## begin SOURCE MATERIAL
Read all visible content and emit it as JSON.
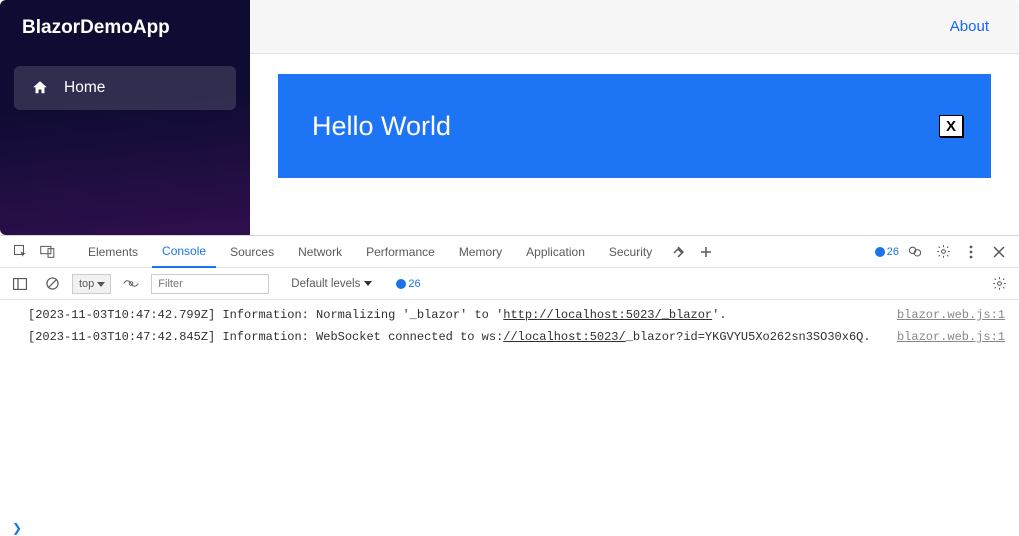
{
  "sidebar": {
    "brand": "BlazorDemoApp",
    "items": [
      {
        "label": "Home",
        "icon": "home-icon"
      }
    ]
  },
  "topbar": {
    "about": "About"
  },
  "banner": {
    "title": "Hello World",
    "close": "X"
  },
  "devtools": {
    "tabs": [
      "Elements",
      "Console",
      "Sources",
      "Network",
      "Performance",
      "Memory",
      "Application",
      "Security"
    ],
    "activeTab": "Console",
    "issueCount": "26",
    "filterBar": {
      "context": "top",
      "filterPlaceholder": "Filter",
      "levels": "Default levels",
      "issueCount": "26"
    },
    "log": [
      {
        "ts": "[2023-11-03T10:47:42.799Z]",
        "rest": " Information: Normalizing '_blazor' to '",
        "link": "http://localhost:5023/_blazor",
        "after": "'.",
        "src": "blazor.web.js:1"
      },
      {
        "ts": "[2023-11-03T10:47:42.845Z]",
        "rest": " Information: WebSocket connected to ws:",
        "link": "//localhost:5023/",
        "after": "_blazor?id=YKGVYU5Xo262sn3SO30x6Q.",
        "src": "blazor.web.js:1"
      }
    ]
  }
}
## end SOURCE MATERIAL
- **TASK PROMPT**: Transcribe the records verbatim and omit the images.

- **EXERCISE OUTPUT**:
Read all visible content and emit it as JSON.
{
  "sidebar": {
    "brand": "BlazorDemoApp",
    "items": [
      {
        "label": "Home",
        "icon": "home-icon"
      }
    ]
  },
  "topbar": {
    "about": "About"
  },
  "banner": {
    "title": "Hello World",
    "close": "X"
  },
  "devtools": {
    "tabs": [
      "Elements",
      "Console",
      "Sources",
      "Network",
      "Performance",
      "Memory",
      "Application",
      "Security"
    ],
    "activeTab": "Console",
    "issueCount": "26",
    "filterBar": {
      "context": "top",
      "filterPlaceholder": "Filter",
      "levels": "Default levels",
      "issueCount": "26"
    },
    "log": [
      {
        "ts": "[2023-11-03T10:47:42.799Z]",
        "rest": " Information: Normalizing '_blazor' to '",
        "link": "http://localhost:5023/_blazor",
        "after": "'.",
        "src": "blazor.web.js:1"
      },
      {
        "ts": "[2023-11-03T10:47:42.845Z]",
        "rest": " Information: WebSocket connected to ws:",
        "link": "//localhost:5023/",
        "after": "_blazor?id=YKGVYU5Xo262sn3SO30x6Q.",
        "src": "blazor.web.js:1"
      }
    ]
  }
}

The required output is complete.